**Listed entries:**
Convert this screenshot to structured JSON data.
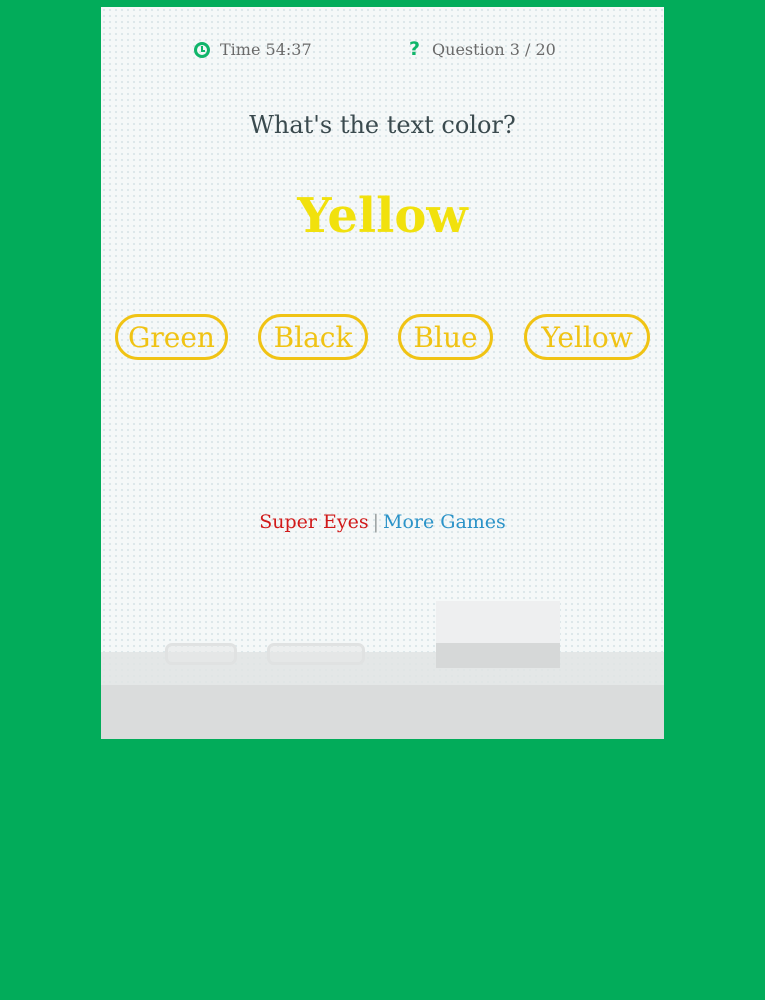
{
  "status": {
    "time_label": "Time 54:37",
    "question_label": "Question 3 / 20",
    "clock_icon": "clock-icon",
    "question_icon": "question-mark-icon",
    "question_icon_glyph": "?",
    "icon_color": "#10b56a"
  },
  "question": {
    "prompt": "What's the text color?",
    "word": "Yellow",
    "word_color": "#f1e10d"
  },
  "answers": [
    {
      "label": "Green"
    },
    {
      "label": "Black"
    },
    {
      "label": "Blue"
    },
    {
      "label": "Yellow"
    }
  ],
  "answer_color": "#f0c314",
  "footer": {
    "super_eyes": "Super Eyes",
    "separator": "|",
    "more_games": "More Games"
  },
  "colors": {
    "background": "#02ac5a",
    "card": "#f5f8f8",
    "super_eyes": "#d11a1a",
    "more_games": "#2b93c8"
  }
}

**Given instruction:** Reproduce all of the data exactly, omitting each picture it holds.

**Finished task:**
Convert this screenshot to structured JSON data.
{
  "status": {
    "time_label": "Time 54:37",
    "question_label": "Question 3 / 20",
    "clock_icon": "clock-icon",
    "question_icon": "question-mark-icon",
    "question_icon_glyph": "?",
    "icon_color": "#10b56a"
  },
  "question": {
    "prompt": "What's the text color?",
    "word": "Yellow",
    "word_color": "#f1e10d"
  },
  "answers": [
    {
      "label": "Green"
    },
    {
      "label": "Black"
    },
    {
      "label": "Blue"
    },
    {
      "label": "Yellow"
    }
  ],
  "answer_color": "#f0c314",
  "footer": {
    "super_eyes": "Super Eyes",
    "separator": "|",
    "more_games": "More Games"
  },
  "colors": {
    "background": "#02ac5a",
    "card": "#f5f8f8",
    "super_eyes": "#d11a1a",
    "more_games": "#2b93c8"
  }
}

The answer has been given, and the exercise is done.